**TASK TO CARRY OUT:**
Scan the material for the word "structured", and copy each line where it shows up.

######

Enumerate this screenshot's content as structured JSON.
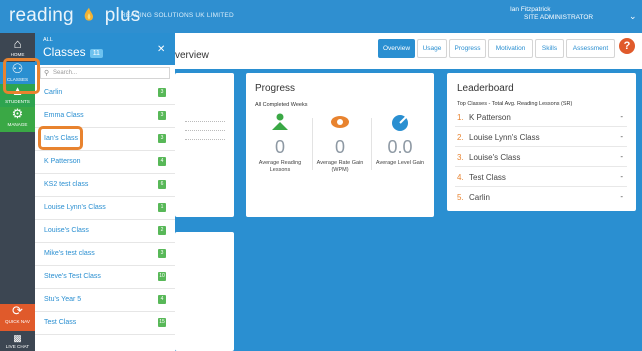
{
  "header": {
    "logo_left": "reading",
    "logo_right": "plus",
    "company": "READING SOLUTIONS UK LIMITED",
    "user_name": "Ian Fitzpatrick",
    "user_role": "SITE ADMINISTRATOR"
  },
  "rail": {
    "home": "HOME",
    "classes": "CLASSES",
    "students": "STUDENTS",
    "manage": "MANAGE",
    "quick": "QUICK NAV",
    "chat": "LIVE CHAT"
  },
  "panel": {
    "all_label": "ALL",
    "title": "Classes",
    "count": "11",
    "search_placeholder": "Search...",
    "classes": [
      {
        "name": "Carlin",
        "count": "3"
      },
      {
        "name": "Emma Class",
        "count": "3"
      },
      {
        "name": "Ian's Class",
        "count": "3"
      },
      {
        "name": "K Patterson",
        "count": "4"
      },
      {
        "name": "KS2 test class",
        "count": "6"
      },
      {
        "name": "Louise Lynn's Class",
        "count": "1"
      },
      {
        "name": "Louise's Class",
        "count": "2"
      },
      {
        "name": "Mike's test class",
        "count": "3"
      },
      {
        "name": "Steve's Test Class",
        "count": "10"
      },
      {
        "name": "Stu's Year 5",
        "count": "4"
      },
      {
        "name": "Test Class",
        "count": "15"
      }
    ]
  },
  "main": {
    "title_fragment": "verview",
    "tabs": [
      "Overview",
      "Usage",
      "Progress",
      "Motivation",
      "Skills",
      "Assessment"
    ],
    "active_tab": "Overview"
  },
  "progress": {
    "title": "Progress",
    "subtitle": "All Completed Weeks",
    "metrics": [
      {
        "value": "0",
        "label": "Average Reading Lessons",
        "icon": "reader-icon",
        "color": "#3aa845"
      },
      {
        "value": "0",
        "label": "Average Rate Gain (WPM)",
        "icon": "eye-icon",
        "color": "#e8832f"
      },
      {
        "value": "0.0",
        "label": "Average Level Gain",
        "icon": "gauge-icon",
        "color": "#2a8fd1"
      }
    ]
  },
  "leaderboard": {
    "title": "Leaderboard",
    "subtitle": "Top Classes - Total Avg. Reading Lessons (SR)",
    "rows": [
      {
        "rank": "1.",
        "name": "K Patterson",
        "value": "-"
      },
      {
        "rank": "2.",
        "name": "Louise Lynn's Class",
        "value": "-"
      },
      {
        "rank": "3.",
        "name": "Louise's Class",
        "value": "-"
      },
      {
        "rank": "4.",
        "name": "Test Class",
        "value": "-"
      },
      {
        "rank": "5.",
        "name": "Carlin",
        "value": "-"
      }
    ]
  },
  "colors": {
    "brand_blue": "#2a8fd1",
    "highlight_orange": "#e8832f",
    "badge_green": "#58b858"
  }
}
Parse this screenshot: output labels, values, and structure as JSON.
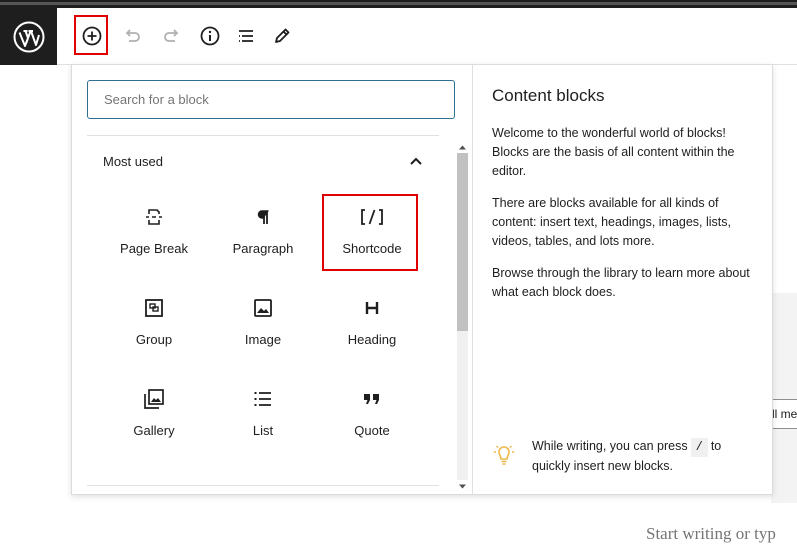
{
  "toolbar": {
    "logo_icon": "wordpress-logo-icon",
    "buttons": [
      {
        "name": "add-block",
        "icon": "plus-circle-icon"
      },
      {
        "name": "undo",
        "icon": "undo-icon"
      },
      {
        "name": "redo",
        "icon": "redo-icon"
      },
      {
        "name": "details",
        "icon": "info-icon"
      },
      {
        "name": "outline",
        "icon": "list-view-icon"
      },
      {
        "name": "tools",
        "icon": "pencil-icon"
      }
    ]
  },
  "inserter": {
    "search_placeholder": "Search for a block",
    "section_title": "Most used",
    "blocks": [
      {
        "label": "Page Break",
        "icon": "page-break-icon"
      },
      {
        "label": "Paragraph",
        "icon": "paragraph-icon"
      },
      {
        "label": "Shortcode",
        "icon": "shortcode-icon"
      },
      {
        "label": "Group",
        "icon": "group-icon"
      },
      {
        "label": "Image",
        "icon": "image-icon"
      },
      {
        "label": "Heading",
        "icon": "heading-icon"
      },
      {
        "label": "Gallery",
        "icon": "gallery-icon"
      },
      {
        "label": "List",
        "icon": "list-icon"
      },
      {
        "label": "Quote",
        "icon": "quote-icon"
      }
    ]
  },
  "help": {
    "title": "Content blocks",
    "p1": "Welcome to the wonderful world of blocks! Blocks are the basis of all content within the editor.",
    "p2": "There are blocks available for all kinds of content: insert text, headings, images, lists, videos, tables, and lots more.",
    "p3": "Browse through the library to learn more about what each block does.",
    "tip_before": "While writing, you can press",
    "tip_key": "/",
    "tip_after": "to quickly insert new blocks."
  },
  "background": {
    "input_fragment": "ll me",
    "editor_placeholder_fragment": "Start writing or typ"
  },
  "colors": {
    "highlight": "#e00000",
    "search_border": "#2f6f94",
    "tip_icon": "#f0b849"
  }
}
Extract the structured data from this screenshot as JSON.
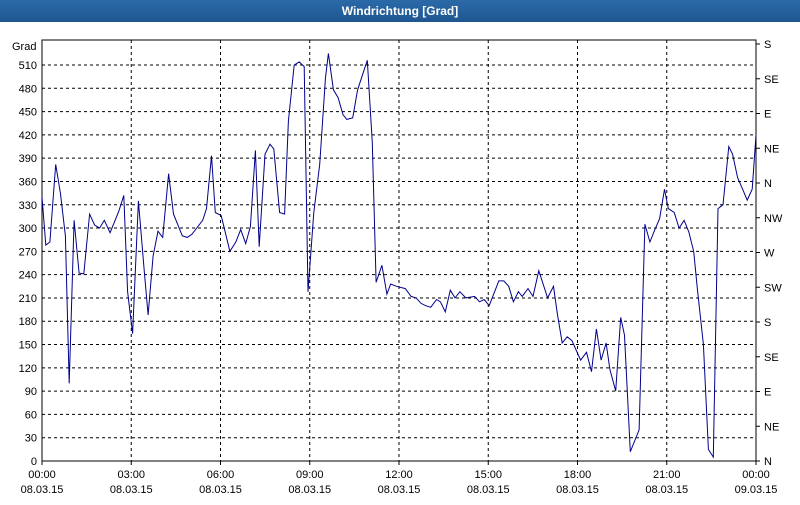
{
  "window": {
    "title": "Windrichtung [Grad]"
  },
  "chart_data": {
    "type": "line",
    "title": "Windrichtung [Grad]",
    "ylabel": "Grad",
    "xlabel": "",
    "ylim": [
      0,
      525
    ],
    "yticks": [
      0,
      30,
      60,
      90,
      120,
      150,
      180,
      210,
      240,
      270,
      300,
      330,
      360,
      390,
      420,
      450,
      480,
      510
    ],
    "y2_labels": [
      {
        "value": 0,
        "label": "N"
      },
      {
        "value": 45,
        "label": "NE"
      },
      {
        "value": 90,
        "label": "E"
      },
      {
        "value": 135,
        "label": "SE"
      },
      {
        "value": 180,
        "label": "S"
      },
      {
        "value": 225,
        "label": "SW"
      },
      {
        "value": 270,
        "label": "W"
      },
      {
        "value": 315,
        "label": "NW"
      },
      {
        "value": 360,
        "label": "N"
      },
      {
        "value": 405,
        "label": "NE"
      },
      {
        "value": 450,
        "label": "E"
      },
      {
        "value": 495,
        "label": "SE"
      },
      {
        "value": 540,
        "label": "S"
      }
    ],
    "xlim": [
      0,
      24
    ],
    "x_unit": "hours since 08.03.15 00:00",
    "xticks": [
      {
        "x": 0,
        "time": "00:00",
        "date": "08.03.15"
      },
      {
        "x": 3,
        "time": "03:00",
        "date": "08.03.15"
      },
      {
        "x": 6,
        "time": "06:00",
        "date": "08.03.15"
      },
      {
        "x": 9,
        "time": "09:00",
        "date": "08.03.15"
      },
      {
        "x": 12,
        "time": "12:00",
        "date": "08.03.15"
      },
      {
        "x": 15,
        "time": "15:00",
        "date": "08.03.15"
      },
      {
        "x": 18,
        "time": "18:00",
        "date": "08.03.15"
      },
      {
        "x": 21,
        "time": "21:00",
        "date": "08.03.15"
      },
      {
        "x": 24,
        "time": "00:00",
        "date": "09.03.15"
      }
    ],
    "grid": true,
    "colors": {
      "line": "#00008b",
      "grid": "#000000",
      "title_bg": "#1f5690"
    },
    "series": [
      {
        "name": "",
        "points": [
          [
            0.0,
            340
          ],
          [
            0.13,
            278
          ],
          [
            0.27,
            282
          ],
          [
            0.47,
            382
          ],
          [
            0.63,
            345
          ],
          [
            0.8,
            290
          ],
          [
            0.93,
            100
          ],
          [
            1.1,
            310
          ],
          [
            1.27,
            242
          ],
          [
            1.43,
            241
          ],
          [
            1.63,
            318
          ],
          [
            1.8,
            304
          ],
          [
            1.97,
            300
          ],
          [
            2.13,
            310
          ],
          [
            2.33,
            294
          ],
          [
            2.63,
            322
          ],
          [
            2.8,
            342
          ],
          [
            2.93,
            218
          ],
          [
            3.1,
            164
          ],
          [
            3.3,
            335
          ],
          [
            3.5,
            244
          ],
          [
            3.63,
            188
          ],
          [
            3.8,
            264
          ],
          [
            3.97,
            296
          ],
          [
            4.13,
            288
          ],
          [
            4.33,
            370
          ],
          [
            4.5,
            318
          ],
          [
            4.8,
            290
          ],
          [
            4.97,
            288
          ],
          [
            5.13,
            292
          ],
          [
            5.5,
            310
          ],
          [
            5.63,
            325
          ],
          [
            5.8,
            393
          ],
          [
            5.93,
            320
          ],
          [
            6.13,
            316
          ],
          [
            6.43,
            270
          ],
          [
            6.63,
            282
          ],
          [
            6.8,
            298
          ],
          [
            6.97,
            280
          ],
          [
            7.13,
            302
          ],
          [
            7.3,
            400
          ],
          [
            7.43,
            276
          ],
          [
            7.63,
            395
          ],
          [
            7.8,
            408
          ],
          [
            7.93,
            402
          ],
          [
            8.13,
            320
          ],
          [
            8.3,
            318
          ],
          [
            8.43,
            438
          ],
          [
            8.63,
            510
          ],
          [
            8.8,
            514
          ],
          [
            8.97,
            508
          ],
          [
            9.1,
            218
          ],
          [
            9.3,
            320
          ],
          [
            9.5,
            382
          ],
          [
            9.7,
            494
          ],
          [
            9.8,
            525
          ],
          [
            9.97,
            478
          ],
          [
            10.13,
            468
          ],
          [
            10.3,
            446
          ],
          [
            10.43,
            440
          ],
          [
            10.63,
            442
          ],
          [
            10.8,
            478
          ],
          [
            11.13,
            516
          ],
          [
            11.3,
            410
          ],
          [
            11.43,
            230
          ],
          [
            11.63,
            252
          ],
          [
            11.8,
            215
          ],
          [
            11.93,
            228
          ],
          [
            12.13,
            225
          ],
          [
            12.43,
            222
          ],
          [
            12.63,
            212
          ],
          [
            12.8,
            210
          ],
          [
            12.97,
            203
          ],
          [
            13.13,
            200
          ],
          [
            13.3,
            198
          ],
          [
            13.5,
            208
          ],
          [
            13.63,
            205
          ],
          [
            13.8,
            192
          ],
          [
            13.97,
            220
          ],
          [
            14.13,
            210
          ],
          [
            14.3,
            218
          ],
          [
            14.5,
            210
          ],
          [
            14.8,
            212
          ],
          [
            14.97,
            205
          ],
          [
            15.13,
            208
          ],
          [
            15.3,
            200
          ],
          [
            15.63,
            232
          ],
          [
            15.8,
            232
          ],
          [
            15.97,
            225
          ],
          [
            16.13,
            205
          ],
          [
            16.3,
            218
          ],
          [
            16.43,
            212
          ],
          [
            16.63,
            222
          ],
          [
            16.8,
            212
          ],
          [
            17.0,
            245
          ],
          [
            17.13,
            230
          ],
          [
            17.3,
            210
          ],
          [
            17.5,
            225
          ],
          [
            17.63,
            190
          ],
          [
            17.8,
            152
          ],
          [
            17.97,
            160
          ],
          [
            18.13,
            155
          ],
          [
            18.43,
            130
          ],
          [
            18.63,
            140
          ],
          [
            18.8,
            115
          ],
          [
            18.97,
            170
          ],
          [
            19.13,
            130
          ],
          [
            19.3,
            152
          ],
          [
            19.43,
            118
          ],
          [
            19.63,
            90
          ],
          [
            19.8,
            185
          ],
          [
            19.93,
            162
          ],
          [
            20.13,
            12
          ],
          [
            20.43,
            40
          ],
          [
            20.63,
            305
          ],
          [
            20.8,
            282
          ],
          [
            20.97,
            298
          ],
          [
            21.13,
            312
          ],
          [
            21.3,
            350
          ],
          [
            21.43,
            325
          ],
          [
            21.63,
            320
          ],
          [
            21.8,
            300
          ],
          [
            21.97,
            310
          ],
          [
            22.13,
            295
          ],
          [
            22.3,
            270
          ],
          [
            22.43,
            220
          ],
          [
            22.63,
            150
          ],
          [
            22.8,
            15
          ],
          [
            22.97,
            5
          ],
          [
            23.13,
            325
          ],
          [
            23.3,
            330
          ],
          [
            23.5,
            405
          ],
          [
            23.63,
            395
          ],
          [
            23.8,
            365
          ],
          [
            23.97,
            350
          ],
          [
            24.13,
            336
          ],
          [
            24.3,
            350
          ],
          [
            24.43,
            420
          ]
        ]
      }
    ]
  }
}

######

**WRITTEN ANSWER:**
Enumerate this screenshot's content as structured JSON.
Extract the structured data from this screenshot as JSON.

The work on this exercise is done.